● **Task requirements**
Search the material for the string "Distribution", then report how many lines hold it, with no other text.

● **Data supplied**
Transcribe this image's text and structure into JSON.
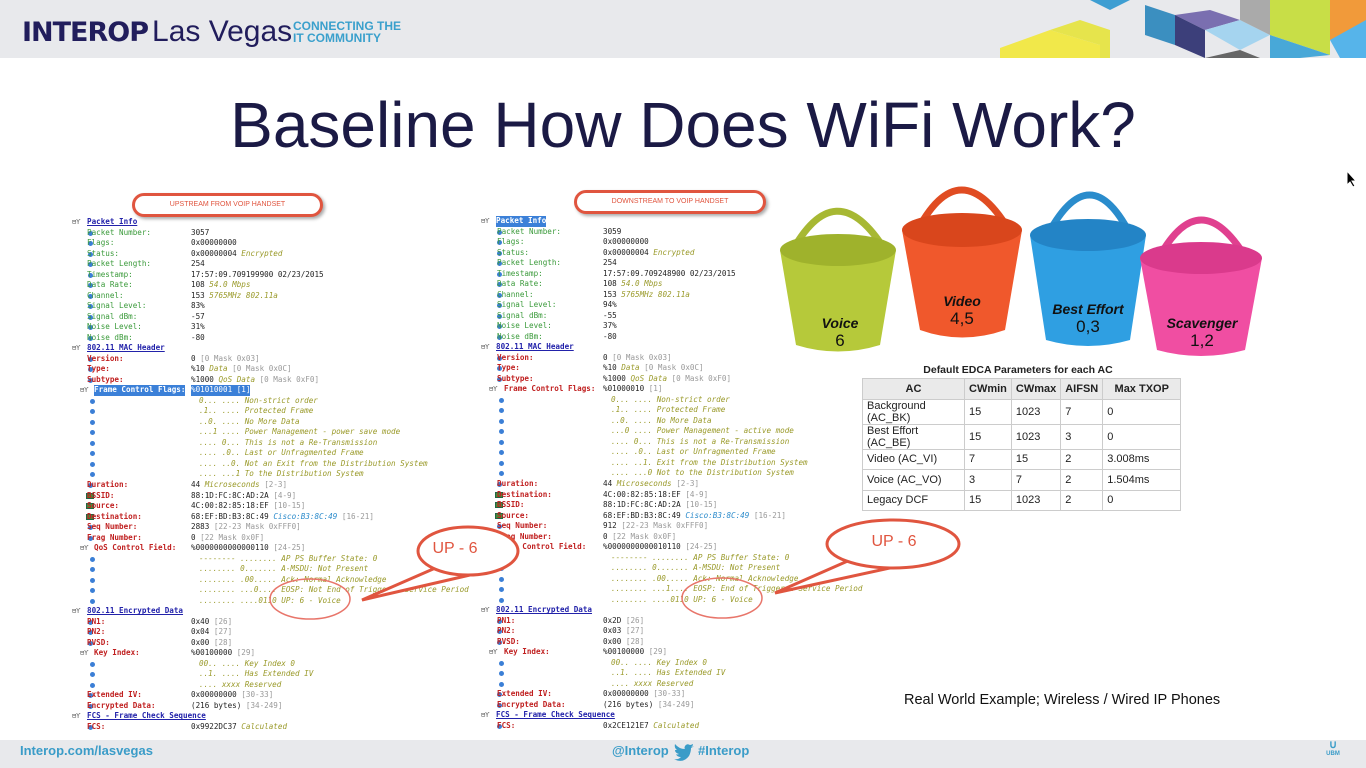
{
  "header": {
    "logo_brand": "INTEROP",
    "logo_city": "Las Vegas",
    "tagline_1": "CONNECTING THE",
    "tagline_2": "IT COMMUNITY"
  },
  "title": "Baseline How Does WiFi Work?",
  "left_panel": {
    "banner": "UPSTREAM FROM VOIP HANDSET",
    "callout": "UP - 6",
    "rows": [
      {
        "t": "sec",
        "l": "Packet Info"
      },
      {
        "t": "f",
        "c": "#3a9a3a",
        "l": "Packet Number:",
        "v": "3057"
      },
      {
        "t": "f",
        "c": "#3a9a3a",
        "l": "Flags:",
        "v": "0x00000000"
      },
      {
        "t": "f",
        "c": "#3a9a3a",
        "l": "Status:",
        "v": "0x00000004",
        "n": "Encrypted"
      },
      {
        "t": "f",
        "c": "#3a9a3a",
        "l": "Packet Length:",
        "v": "254"
      },
      {
        "t": "f",
        "c": "#3a9a3a",
        "l": "Timestamp:",
        "v": "17:57:09.709199900 02/23/2015"
      },
      {
        "t": "f",
        "c": "#3a9a3a",
        "l": "Data Rate:",
        "v": "108",
        "n": "54.0 Mbps"
      },
      {
        "t": "f",
        "c": "#3a9a3a",
        "l": "Channel:",
        "v": "153",
        "n": "5765MHz  802.11a"
      },
      {
        "t": "f",
        "c": "#3a9a3a",
        "l": "Signal Level:",
        "v": "83%"
      },
      {
        "t": "f",
        "c": "#3a9a3a",
        "l": "Signal dBm:",
        "v": "-57"
      },
      {
        "t": "f",
        "c": "#3a9a3a",
        "l": "Noise Level:",
        "v": "31%"
      },
      {
        "t": "f",
        "c": "#3a9a3a",
        "l": "Noise dBm:",
        "v": "-80"
      },
      {
        "t": "sec",
        "l": "802.11 MAC Header"
      },
      {
        "t": "f",
        "c": "#c02020",
        "l": "Version:",
        "v": "0",
        "r": "[0 Mask 0x03]"
      },
      {
        "t": "f",
        "c": "#c02020",
        "l": "Type:",
        "v": "%10",
        "n": "Data",
        "r": "[0 Mask 0x0C]"
      },
      {
        "t": "f",
        "c": "#c02020",
        "l": "Subtype:",
        "v": "%1000",
        "n": "QoS Data",
        "r": "[0 Mask 0xF0]"
      },
      {
        "t": "sub",
        "c": "#c02020",
        "l": "Frame Control Flags:",
        "v": "%01010001",
        "r": "[1]",
        "hl": true
      },
      {
        "t": "bit",
        "n": "0... .... Non-strict order"
      },
      {
        "t": "bit",
        "n": ".1.. .... Protected Frame"
      },
      {
        "t": "bit",
        "n": "..0. .... No More Data"
      },
      {
        "t": "bit",
        "n": "...1 .... Power Management - power save mode"
      },
      {
        "t": "bit",
        "n": ".... 0... This is not a Re-Transmission"
      },
      {
        "t": "bit",
        "n": ".... .0.. Last or Unfragmented Frame"
      },
      {
        "t": "bit",
        "n": ".... ..0. Not an Exit from the Distribution System"
      },
      {
        "t": "bit",
        "n": ".... ...1 To the Distribution System"
      },
      {
        "t": "f",
        "c": "#c02020",
        "l": "Duration:",
        "v": "44",
        "n": "Microseconds",
        "r": "[2-3]"
      },
      {
        "t": "m",
        "c": "#c02020",
        "l": "BSSID:",
        "v": "88:1D:FC:8C:AD:2A",
        "r": "[4-9]"
      },
      {
        "t": "m",
        "c": "#c02020",
        "l": "Source:",
        "v": "4C:00:82:85:18:EF",
        "r": "[10-15]"
      },
      {
        "t": "m",
        "c": "#c02020",
        "l": "Destination:",
        "v": "68:EF:BD:B3:8C:49",
        "k": "Cisco:B3:8C:49",
        "r": "[16-21]"
      },
      {
        "t": "f",
        "c": "#c02020",
        "l": "Seq Number:",
        "v": "2883",
        "r": "[22-23 Mask 0xFFF0]"
      },
      {
        "t": "f",
        "c": "#c02020",
        "l": "Frag Number:",
        "v": "0",
        "r": "[22 Mask 0x0F]"
      },
      {
        "t": "sub",
        "c": "#c02020",
        "l": "QoS Control Field:",
        "v": "%0000000000000110",
        "r": "[24-25]"
      },
      {
        "t": "bit",
        "n": "-------- ........ AP PS Buffer State: 0"
      },
      {
        "t": "bit",
        "n": "........ 0....... A-MSDU: Not Present"
      },
      {
        "t": "bit",
        "n": "........ .00..... Ack: Normal Acknowledge"
      },
      {
        "t": "bit",
        "n": "........ ...0.... EOSP: Not End of Triggered Service Period"
      },
      {
        "t": "bit",
        "n": "........ ....0110 UP: 6 - Voice"
      },
      {
        "t": "sec",
        "l": "802.11 Encrypted Data"
      },
      {
        "t": "f",
        "c": "#c02020",
        "l": "PN1:",
        "v": "0x40",
        "r": "[26]"
      },
      {
        "t": "f",
        "c": "#c02020",
        "l": "PN2:",
        "v": "0x04",
        "r": "[27]"
      },
      {
        "t": "f",
        "c": "#c02020",
        "l": "RVSD:",
        "v": "0x00",
        "r": "[28]"
      },
      {
        "t": "sub",
        "c": "#c02020",
        "l": "Key Index:",
        "v": "%00100000",
        "r": "[29]"
      },
      {
        "t": "bit",
        "n": "00.. .... Key Index 0"
      },
      {
        "t": "bit",
        "n": "..1. .... Has Extended IV"
      },
      {
        "t": "bit",
        "n": ".... xxxx Reserved"
      },
      {
        "t": "f",
        "c": "#c02020",
        "l": "Extended IV:",
        "v": "0x00000000",
        "r": "[30-33]"
      },
      {
        "t": "f",
        "c": "#c02020",
        "l": "Encrypted Data:",
        "v": "(216 bytes)",
        "r": "[34-249]"
      },
      {
        "t": "sec",
        "l": "FCS - Frame Check Sequence"
      },
      {
        "t": "f",
        "c": "#c02020",
        "l": "FCS:",
        "v": "0x9922DC37",
        "n": "Calculated"
      }
    ]
  },
  "right_panel": {
    "banner": "DOWNSTREAM TO VOIP HANDSET",
    "callout": "UP - 6",
    "rows": [
      {
        "t": "sec",
        "l": "Packet Info",
        "hl": true
      },
      {
        "t": "f",
        "c": "#3a9a3a",
        "l": "Packet Number:",
        "v": "3059"
      },
      {
        "t": "f",
        "c": "#3a9a3a",
        "l": "Flags:",
        "v": "0x00000000"
      },
      {
        "t": "f",
        "c": "#3a9a3a",
        "l": "Status:",
        "v": "0x00000004",
        "n": "Encrypted"
      },
      {
        "t": "f",
        "c": "#3a9a3a",
        "l": "Packet Length:",
        "v": "254"
      },
      {
        "t": "f",
        "c": "#3a9a3a",
        "l": "Timestamp:",
        "v": "17:57:09.709248900 02/23/2015"
      },
      {
        "t": "f",
        "c": "#3a9a3a",
        "l": "Data Rate:",
        "v": "108",
        "n": "54.0 Mbps"
      },
      {
        "t": "f",
        "c": "#3a9a3a",
        "l": "Channel:",
        "v": "153",
        "n": "5765MHz  802.11a"
      },
      {
        "t": "f",
        "c": "#3a9a3a",
        "l": "Signal Level:",
        "v": "94%"
      },
      {
        "t": "f",
        "c": "#3a9a3a",
        "l": "Signal dBm:",
        "v": "-55"
      },
      {
        "t": "f",
        "c": "#3a9a3a",
        "l": "Noise Level:",
        "v": "37%"
      },
      {
        "t": "f",
        "c": "#3a9a3a",
        "l": "Noise dBm:",
        "v": "-80"
      },
      {
        "t": "sec",
        "l": "802.11 MAC Header"
      },
      {
        "t": "f",
        "c": "#c02020",
        "l": "Version:",
        "v": "0",
        "r": "[0 Mask 0x03]"
      },
      {
        "t": "f",
        "c": "#c02020",
        "l": "Type:",
        "v": "%10",
        "n": "Data",
        "r": "[0 Mask 0x0C]"
      },
      {
        "t": "f",
        "c": "#c02020",
        "l": "Subtype:",
        "v": "%1000",
        "n": "QoS Data",
        "r": "[0 Mask 0xF0]"
      },
      {
        "t": "sub",
        "c": "#c02020",
        "l": "Frame Control Flags:",
        "v": "%01000010",
        "r": "[1]"
      },
      {
        "t": "bit",
        "n": "0... .... Non-strict order"
      },
      {
        "t": "bit",
        "n": ".1.. .... Protected Frame"
      },
      {
        "t": "bit",
        "n": "..0. .... No More Data"
      },
      {
        "t": "bit",
        "n": "...0 .... Power Management - active mode"
      },
      {
        "t": "bit",
        "n": ".... 0... This is not a Re-Transmission"
      },
      {
        "t": "bit",
        "n": ".... .0.. Last or Unfragmented Frame"
      },
      {
        "t": "bit",
        "n": ".... ..1. Exit from the Distribution System"
      },
      {
        "t": "bit",
        "n": ".... ...0 Not to the Distribution System"
      },
      {
        "t": "f",
        "c": "#c02020",
        "l": "Duration:",
        "v": "44",
        "n": "Microseconds",
        "r": "[2-3]"
      },
      {
        "t": "m",
        "c": "#c02020",
        "l": "Destination:",
        "v": "4C:00:82:85:18:EF",
        "r": "[4-9]"
      },
      {
        "t": "m",
        "c": "#c02020",
        "l": "BSSID:",
        "v": "88:1D:FC:8C:AD:2A",
        "r": "[10-15]"
      },
      {
        "t": "m",
        "c": "#c02020",
        "l": "Source:",
        "v": "68:EF:BD:B3:8C:49",
        "k": "Cisco:B3:8C:49",
        "r": "[16-21]"
      },
      {
        "t": "f",
        "c": "#c02020",
        "l": "Seq Number:",
        "v": "912",
        "r": "[22-23 Mask 0xFFF0]"
      },
      {
        "t": "f",
        "c": "#c02020",
        "l": "Frag Number:",
        "v": "0",
        "r": "[22 Mask 0x0F]"
      },
      {
        "t": "sub",
        "c": "#c02020",
        "l": "QoS Control Field:",
        "v": "%0000000000010110",
        "r": "[24-25]"
      },
      {
        "t": "bit",
        "n": "-------- ........ AP PS Buffer State: 0"
      },
      {
        "t": "bit",
        "n": "........ 0....... A-MSDU: Not Present"
      },
      {
        "t": "bit",
        "n": "........ .00..... Ack: Normal Acknowledge"
      },
      {
        "t": "bit",
        "n": "........ ...1.... EOSP: End of Triggered Service Period"
      },
      {
        "t": "bit",
        "n": "........ ....0110 UP: 6 - Voice"
      },
      {
        "t": "sec",
        "l": "802.11 Encrypted Data"
      },
      {
        "t": "f",
        "c": "#c02020",
        "l": "PN1:",
        "v": "0x2D",
        "r": "[26]"
      },
      {
        "t": "f",
        "c": "#c02020",
        "l": "PN2:",
        "v": "0x03",
        "r": "[27]"
      },
      {
        "t": "f",
        "c": "#c02020",
        "l": "RVSD:",
        "v": "0x00",
        "r": "[28]"
      },
      {
        "t": "sub",
        "c": "#c02020",
        "l": "Key Index:",
        "v": "%00100000",
        "r": "[29]"
      },
      {
        "t": "bit",
        "n": "00.. .... Key Index 0"
      },
      {
        "t": "bit",
        "n": "..1. .... Has Extended IV"
      },
      {
        "t": "bit",
        "n": ".... xxxx Reserved"
      },
      {
        "t": "f",
        "c": "#c02020",
        "l": "Extended IV:",
        "v": "0x00000000",
        "r": "[30-33]"
      },
      {
        "t": "f",
        "c": "#c02020",
        "l": "Encrypted Data:",
        "v": "(216 bytes)",
        "r": "[34-249]"
      },
      {
        "t": "sec",
        "l": "FCS - Frame Check Sequence"
      },
      {
        "t": "f",
        "c": "#c02020",
        "l": "FCS:",
        "v": "0x2CE121E7",
        "n": "Calculated"
      }
    ]
  },
  "buckets": [
    {
      "label": "Voice",
      "value": "6",
      "color": "#b6c93a"
    },
    {
      "label": "Video",
      "value": "4,5",
      "color": "#f0582c"
    },
    {
      "label": "Best Effort",
      "value": "0,3",
      "color": "#2f9fe2"
    },
    {
      "label": "Scavenger",
      "value": "1,2",
      "color": "#f04ea2"
    }
  ],
  "edca": {
    "title": "Default EDCA Parameters for each AC",
    "headers": [
      "AC",
      "CWmin",
      "CWmax",
      "AIFSN",
      "Max TXOP"
    ],
    "rows": [
      [
        "Background (AC_BK)",
        "15",
        "1023",
        "7",
        "0"
      ],
      [
        "Best Effort (AC_BE)",
        "15",
        "1023",
        "3",
        "0"
      ],
      [
        "Video (AC_VI)",
        "7",
        "15",
        "2",
        "3.008ms"
      ],
      [
        "Voice (AC_VO)",
        "3",
        "7",
        "2",
        "1.504ms"
      ],
      [
        "Legacy DCF",
        "15",
        "1023",
        "2",
        "0"
      ]
    ]
  },
  "caption": "Real World Example; Wireless / Wired IP Phones",
  "footer": {
    "url": "Interop.com/lasvegas",
    "handle": "@Interop",
    "hashtag": "#Interop",
    "sponsor": "UBM"
  }
}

● **Exercise answer**
4